All records must be quoted exactly. Omit the pictures.

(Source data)
◆ ◆ ◆

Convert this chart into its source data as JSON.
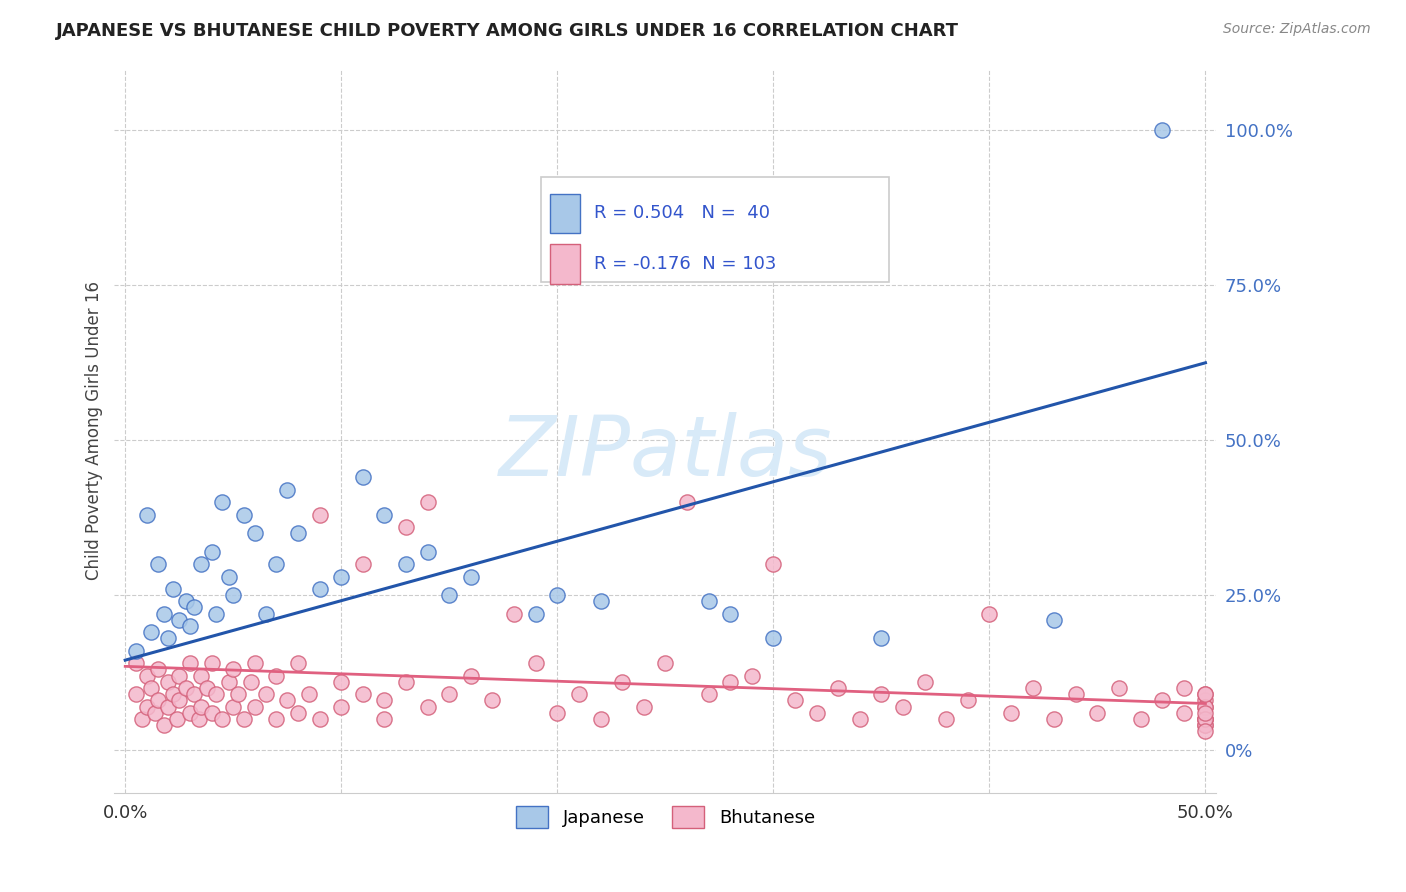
{
  "title": "JAPANESE VS BHUTANESE CHILD POVERTY AMONG GIRLS UNDER 16 CORRELATION CHART",
  "source": "Source: ZipAtlas.com",
  "ylabel": "Child Poverty Among Girls Under 16",
  "japanese_R": 0.504,
  "japanese_N": 40,
  "bhutanese_R": -0.176,
  "bhutanese_N": 103,
  "xlim_min": -0.005,
  "xlim_max": 0.505,
  "ylim_min": -0.07,
  "ylim_max": 1.1,
  "xtick_positions": [
    0.0,
    0.1,
    0.2,
    0.3,
    0.4,
    0.5
  ],
  "xtick_labels": [
    "0.0%",
    "",
    "",
    "",
    "",
    "50.0%"
  ],
  "ytick_positions": [
    0.0,
    0.25,
    0.5,
    0.75,
    1.0
  ],
  "ytick_labels": [
    "0%",
    "25.0%",
    "50.0%",
    "75.0%",
    "100.0%"
  ],
  "japanese_color_fill": "#a8c8e8",
  "japanese_color_edge": "#4472c4",
  "bhutanese_color_fill": "#f4b8cc",
  "bhutanese_color_edge": "#d4607a",
  "japanese_line_color": "#2255aa",
  "bhutanese_line_color": "#e06080",
  "grid_color": "#cccccc",
  "watermark_text": "ZIPatlas",
  "watermark_color": "#d8eaf8",
  "jp_line_x0": 0.0,
  "jp_line_y0": 0.145,
  "jp_line_x1": 0.5,
  "jp_line_y1": 0.625,
  "bh_line_x0": 0.0,
  "bh_line_y0": 0.135,
  "bh_line_x1": 0.5,
  "bh_line_y1": 0.075,
  "japanese_scatter_x": [
    0.005,
    0.01,
    0.012,
    0.015,
    0.018,
    0.02,
    0.022,
    0.025,
    0.028,
    0.03,
    0.032,
    0.035,
    0.04,
    0.042,
    0.045,
    0.048,
    0.05,
    0.055,
    0.06,
    0.065,
    0.07,
    0.075,
    0.08,
    0.09,
    0.1,
    0.11,
    0.12,
    0.13,
    0.14,
    0.15,
    0.16,
    0.19,
    0.2,
    0.22,
    0.27,
    0.28,
    0.3,
    0.35,
    0.43,
    0.48
  ],
  "japanese_scatter_y": [
    0.16,
    0.38,
    0.19,
    0.3,
    0.22,
    0.18,
    0.26,
    0.21,
    0.24,
    0.2,
    0.23,
    0.3,
    0.32,
    0.22,
    0.4,
    0.28,
    0.25,
    0.38,
    0.35,
    0.22,
    0.3,
    0.42,
    0.35,
    0.26,
    0.28,
    0.44,
    0.38,
    0.3,
    0.32,
    0.25,
    0.28,
    0.22,
    0.25,
    0.24,
    0.24,
    0.22,
    0.18,
    0.18,
    0.21,
    1.0
  ],
  "bhutanese_scatter_x": [
    0.005,
    0.005,
    0.008,
    0.01,
    0.01,
    0.012,
    0.014,
    0.015,
    0.015,
    0.018,
    0.02,
    0.02,
    0.022,
    0.024,
    0.025,
    0.025,
    0.028,
    0.03,
    0.03,
    0.032,
    0.034,
    0.035,
    0.035,
    0.038,
    0.04,
    0.04,
    0.042,
    0.045,
    0.048,
    0.05,
    0.05,
    0.052,
    0.055,
    0.058,
    0.06,
    0.06,
    0.065,
    0.07,
    0.07,
    0.075,
    0.08,
    0.08,
    0.085,
    0.09,
    0.09,
    0.1,
    0.1,
    0.11,
    0.11,
    0.12,
    0.12,
    0.13,
    0.13,
    0.14,
    0.14,
    0.15,
    0.16,
    0.17,
    0.18,
    0.19,
    0.2,
    0.21,
    0.22,
    0.23,
    0.24,
    0.25,
    0.26,
    0.27,
    0.28,
    0.29,
    0.3,
    0.31,
    0.32,
    0.33,
    0.34,
    0.35,
    0.36,
    0.37,
    0.38,
    0.39,
    0.4,
    0.41,
    0.42,
    0.43,
    0.44,
    0.45,
    0.46,
    0.47,
    0.48,
    0.49,
    0.49,
    0.5,
    0.5,
    0.5,
    0.5,
    0.5,
    0.5,
    0.5,
    0.5,
    0.5,
    0.5,
    0.5,
    0.5
  ],
  "bhutanese_scatter_y": [
    0.14,
    0.09,
    0.05,
    0.12,
    0.07,
    0.1,
    0.06,
    0.13,
    0.08,
    0.04,
    0.11,
    0.07,
    0.09,
    0.05,
    0.12,
    0.08,
    0.1,
    0.14,
    0.06,
    0.09,
    0.05,
    0.12,
    0.07,
    0.1,
    0.14,
    0.06,
    0.09,
    0.05,
    0.11,
    0.13,
    0.07,
    0.09,
    0.05,
    0.11,
    0.14,
    0.07,
    0.09,
    0.05,
    0.12,
    0.08,
    0.14,
    0.06,
    0.09,
    0.05,
    0.38,
    0.11,
    0.07,
    0.3,
    0.09,
    0.08,
    0.05,
    0.36,
    0.11,
    0.4,
    0.07,
    0.09,
    0.12,
    0.08,
    0.22,
    0.14,
    0.06,
    0.09,
    0.05,
    0.11,
    0.07,
    0.14,
    0.4,
    0.09,
    0.11,
    0.12,
    0.3,
    0.08,
    0.06,
    0.1,
    0.05,
    0.09,
    0.07,
    0.11,
    0.05,
    0.08,
    0.22,
    0.06,
    0.1,
    0.05,
    0.09,
    0.06,
    0.1,
    0.05,
    0.08,
    0.06,
    0.1,
    0.05,
    0.08,
    0.04,
    0.07,
    0.05,
    0.09,
    0.04,
    0.07,
    0.05,
    0.09,
    0.03,
    0.06
  ]
}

◆ ◆ ◆

Task output -
Convert this chart into its source data as JSON.
{
  "title": "JAPANESE VS BHUTANESE CHILD POVERTY AMONG GIRLS UNDER 16 CORRELATION CHART",
  "source": "Source: ZipAtlas.com",
  "ylabel": "Child Poverty Among Girls Under 16",
  "japanese_R": 0.504,
  "japanese_N": 40,
  "bhutanese_R": -0.176,
  "bhutanese_N": 103,
  "xlim_min": -0.005,
  "xlim_max": 0.505,
  "ylim_min": -0.07,
  "ylim_max": 1.1,
  "xtick_positions": [
    0.0,
    0.1,
    0.2,
    0.3,
    0.4,
    0.5
  ],
  "xtick_labels": [
    "0.0%",
    "",
    "",
    "",
    "",
    "50.0%"
  ],
  "ytick_positions": [
    0.0,
    0.25,
    0.5,
    0.75,
    1.0
  ],
  "ytick_labels": [
    "0%",
    "25.0%",
    "50.0%",
    "75.0%",
    "100.0%"
  ],
  "japanese_color_fill": "#a8c8e8",
  "japanese_color_edge": "#4472c4",
  "bhutanese_color_fill": "#f4b8cc",
  "bhutanese_color_edge": "#d4607a",
  "japanese_line_color": "#2255aa",
  "bhutanese_line_color": "#e06080",
  "grid_color": "#cccccc",
  "watermark_text": "ZIPatlas",
  "watermark_color": "#d8eaf8",
  "jp_line_x0": 0.0,
  "jp_line_y0": 0.145,
  "jp_line_x1": 0.5,
  "jp_line_y1": 0.625,
  "bh_line_x0": 0.0,
  "bh_line_y0": 0.135,
  "bh_line_x1": 0.5,
  "bh_line_y1": 0.075,
  "japanese_scatter_x": [
    0.005,
    0.01,
    0.012,
    0.015,
    0.018,
    0.02,
    0.022,
    0.025,
    0.028,
    0.03,
    0.032,
    0.035,
    0.04,
    0.042,
    0.045,
    0.048,
    0.05,
    0.055,
    0.06,
    0.065,
    0.07,
    0.075,
    0.08,
    0.09,
    0.1,
    0.11,
    0.12,
    0.13,
    0.14,
    0.15,
    0.16,
    0.19,
    0.2,
    0.22,
    0.27,
    0.28,
    0.3,
    0.35,
    0.43,
    0.48
  ],
  "japanese_scatter_y": [
    0.16,
    0.38,
    0.19,
    0.3,
    0.22,
    0.18,
    0.26,
    0.21,
    0.24,
    0.2,
    0.23,
    0.3,
    0.32,
    0.22,
    0.4,
    0.28,
    0.25,
    0.38,
    0.35,
    0.22,
    0.3,
    0.42,
    0.35,
    0.26,
    0.28,
    0.44,
    0.38,
    0.3,
    0.32,
    0.25,
    0.28,
    0.22,
    0.25,
    0.24,
    0.24,
    0.22,
    0.18,
    0.18,
    0.21,
    1.0
  ],
  "bhutanese_scatter_x": [
    0.005,
    0.005,
    0.008,
    0.01,
    0.01,
    0.012,
    0.014,
    0.015,
    0.015,
    0.018,
    0.02,
    0.02,
    0.022,
    0.024,
    0.025,
    0.025,
    0.028,
    0.03,
    0.03,
    0.032,
    0.034,
    0.035,
    0.035,
    0.038,
    0.04,
    0.04,
    0.042,
    0.045,
    0.048,
    0.05,
    0.05,
    0.052,
    0.055,
    0.058,
    0.06,
    0.06,
    0.065,
    0.07,
    0.07,
    0.075,
    0.08,
    0.08,
    0.085,
    0.09,
    0.09,
    0.1,
    0.1,
    0.11,
    0.11,
    0.12,
    0.12,
    0.13,
    0.13,
    0.14,
    0.14,
    0.15,
    0.16,
    0.17,
    0.18,
    0.19,
    0.2,
    0.21,
    0.22,
    0.23,
    0.24,
    0.25,
    0.26,
    0.27,
    0.28,
    0.29,
    0.3,
    0.31,
    0.32,
    0.33,
    0.34,
    0.35,
    0.36,
    0.37,
    0.38,
    0.39,
    0.4,
    0.41,
    0.42,
    0.43,
    0.44,
    0.45,
    0.46,
    0.47,
    0.48,
    0.49,
    0.49,
    0.5,
    0.5,
    0.5,
    0.5,
    0.5,
    0.5,
    0.5,
    0.5,
    0.5,
    0.5,
    0.5,
    0.5
  ],
  "bhutanese_scatter_y": [
    0.14,
    0.09,
    0.05,
    0.12,
    0.07,
    0.1,
    0.06,
    0.13,
    0.08,
    0.04,
    0.11,
    0.07,
    0.09,
    0.05,
    0.12,
    0.08,
    0.1,
    0.14,
    0.06,
    0.09,
    0.05,
    0.12,
    0.07,
    0.1,
    0.14,
    0.06,
    0.09,
    0.05,
    0.11,
    0.13,
    0.07,
    0.09,
    0.05,
    0.11,
    0.14,
    0.07,
    0.09,
    0.05,
    0.12,
    0.08,
    0.14,
    0.06,
    0.09,
    0.05,
    0.38,
    0.11,
    0.07,
    0.3,
    0.09,
    0.08,
    0.05,
    0.36,
    0.11,
    0.4,
    0.07,
    0.09,
    0.12,
    0.08,
    0.22,
    0.14,
    0.06,
    0.09,
    0.05,
    0.11,
    0.07,
    0.14,
    0.4,
    0.09,
    0.11,
    0.12,
    0.3,
    0.08,
    0.06,
    0.1,
    0.05,
    0.09,
    0.07,
    0.11,
    0.05,
    0.08,
    0.22,
    0.06,
    0.1,
    0.05,
    0.09,
    0.06,
    0.1,
    0.05,
    0.08,
    0.06,
    0.1,
    0.05,
    0.08,
    0.04,
    0.07,
    0.05,
    0.09,
    0.04,
    0.07,
    0.05,
    0.09,
    0.03,
    0.06
  ]
}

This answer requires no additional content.